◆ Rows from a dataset
────────────────────

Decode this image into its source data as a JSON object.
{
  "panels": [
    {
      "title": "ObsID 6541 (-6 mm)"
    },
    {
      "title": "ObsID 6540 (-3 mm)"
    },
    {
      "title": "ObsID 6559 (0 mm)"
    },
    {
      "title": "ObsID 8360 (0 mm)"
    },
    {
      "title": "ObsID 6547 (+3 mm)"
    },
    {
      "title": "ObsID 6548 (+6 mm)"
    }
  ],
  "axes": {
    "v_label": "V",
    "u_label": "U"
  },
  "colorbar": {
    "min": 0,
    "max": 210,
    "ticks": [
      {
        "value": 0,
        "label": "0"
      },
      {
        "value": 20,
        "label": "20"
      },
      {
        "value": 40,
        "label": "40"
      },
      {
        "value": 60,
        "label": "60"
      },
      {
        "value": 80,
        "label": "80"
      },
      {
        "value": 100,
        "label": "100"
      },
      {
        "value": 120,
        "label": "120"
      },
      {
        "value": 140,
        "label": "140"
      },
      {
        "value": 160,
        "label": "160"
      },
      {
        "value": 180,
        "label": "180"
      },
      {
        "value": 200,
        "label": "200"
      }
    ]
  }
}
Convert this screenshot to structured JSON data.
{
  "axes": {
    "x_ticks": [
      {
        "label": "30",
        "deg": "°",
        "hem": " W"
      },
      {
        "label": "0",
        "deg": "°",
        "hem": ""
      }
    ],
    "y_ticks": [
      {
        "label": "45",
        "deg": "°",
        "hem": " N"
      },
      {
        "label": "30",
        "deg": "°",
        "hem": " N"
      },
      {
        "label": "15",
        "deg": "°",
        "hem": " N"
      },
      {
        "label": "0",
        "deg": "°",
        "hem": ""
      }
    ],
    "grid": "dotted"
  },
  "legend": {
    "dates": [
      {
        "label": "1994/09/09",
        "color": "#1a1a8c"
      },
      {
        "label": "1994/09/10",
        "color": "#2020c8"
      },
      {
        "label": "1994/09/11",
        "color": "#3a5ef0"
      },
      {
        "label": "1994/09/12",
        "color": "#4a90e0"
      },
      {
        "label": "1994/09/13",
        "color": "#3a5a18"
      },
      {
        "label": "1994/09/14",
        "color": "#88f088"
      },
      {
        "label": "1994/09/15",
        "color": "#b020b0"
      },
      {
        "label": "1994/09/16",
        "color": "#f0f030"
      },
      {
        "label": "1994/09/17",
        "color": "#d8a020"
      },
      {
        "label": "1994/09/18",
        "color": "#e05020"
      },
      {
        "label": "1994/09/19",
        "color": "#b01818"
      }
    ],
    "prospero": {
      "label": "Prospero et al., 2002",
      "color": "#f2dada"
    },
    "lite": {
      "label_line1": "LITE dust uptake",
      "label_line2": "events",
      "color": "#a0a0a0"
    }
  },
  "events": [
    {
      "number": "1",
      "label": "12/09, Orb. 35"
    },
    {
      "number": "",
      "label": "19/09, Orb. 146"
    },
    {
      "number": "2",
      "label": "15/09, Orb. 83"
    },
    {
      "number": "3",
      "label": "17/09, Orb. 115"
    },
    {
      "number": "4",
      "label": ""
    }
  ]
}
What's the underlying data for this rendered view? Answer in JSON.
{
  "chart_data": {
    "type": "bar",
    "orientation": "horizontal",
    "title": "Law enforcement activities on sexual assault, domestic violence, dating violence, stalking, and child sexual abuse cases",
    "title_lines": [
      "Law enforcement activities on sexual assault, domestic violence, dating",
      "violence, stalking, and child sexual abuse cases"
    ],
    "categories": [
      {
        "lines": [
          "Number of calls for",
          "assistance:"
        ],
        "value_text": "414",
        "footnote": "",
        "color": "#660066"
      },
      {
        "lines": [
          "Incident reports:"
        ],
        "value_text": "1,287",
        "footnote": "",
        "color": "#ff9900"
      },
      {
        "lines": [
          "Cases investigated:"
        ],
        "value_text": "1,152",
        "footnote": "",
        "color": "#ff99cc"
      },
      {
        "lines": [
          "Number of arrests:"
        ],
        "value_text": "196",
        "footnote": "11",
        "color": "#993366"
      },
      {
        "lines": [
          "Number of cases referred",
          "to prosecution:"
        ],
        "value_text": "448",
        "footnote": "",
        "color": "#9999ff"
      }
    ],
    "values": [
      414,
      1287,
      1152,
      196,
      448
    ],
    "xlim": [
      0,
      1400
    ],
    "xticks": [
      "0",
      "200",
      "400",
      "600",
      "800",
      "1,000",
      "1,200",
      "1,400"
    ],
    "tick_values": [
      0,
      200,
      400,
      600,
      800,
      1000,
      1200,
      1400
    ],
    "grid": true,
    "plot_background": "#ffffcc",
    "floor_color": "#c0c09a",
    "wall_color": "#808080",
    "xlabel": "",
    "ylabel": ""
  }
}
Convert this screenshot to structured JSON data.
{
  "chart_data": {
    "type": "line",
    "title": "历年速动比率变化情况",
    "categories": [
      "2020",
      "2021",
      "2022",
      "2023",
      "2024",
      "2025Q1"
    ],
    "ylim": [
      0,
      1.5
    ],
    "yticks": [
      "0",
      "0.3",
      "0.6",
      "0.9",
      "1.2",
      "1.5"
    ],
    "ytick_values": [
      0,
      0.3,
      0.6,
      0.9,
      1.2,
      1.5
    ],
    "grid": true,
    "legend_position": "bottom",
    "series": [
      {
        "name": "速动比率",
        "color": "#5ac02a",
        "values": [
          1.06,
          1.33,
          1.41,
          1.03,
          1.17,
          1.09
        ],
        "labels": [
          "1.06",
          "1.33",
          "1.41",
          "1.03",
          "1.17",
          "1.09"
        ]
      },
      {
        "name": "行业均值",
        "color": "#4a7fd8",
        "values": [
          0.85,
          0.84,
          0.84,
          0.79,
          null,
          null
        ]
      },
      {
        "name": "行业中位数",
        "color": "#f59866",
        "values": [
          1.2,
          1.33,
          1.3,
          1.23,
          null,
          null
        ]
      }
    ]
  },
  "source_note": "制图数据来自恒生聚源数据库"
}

────────────────────

List all lines from the entries that include the word "this".

◆ ANSWER BELOW
Decode this image into its source data as a JSON object.
Convert this screenshot to structured JSON data.
What's the underlying data for this rendered view? Answer in JSON.
Convert this screenshot to structured JSON data.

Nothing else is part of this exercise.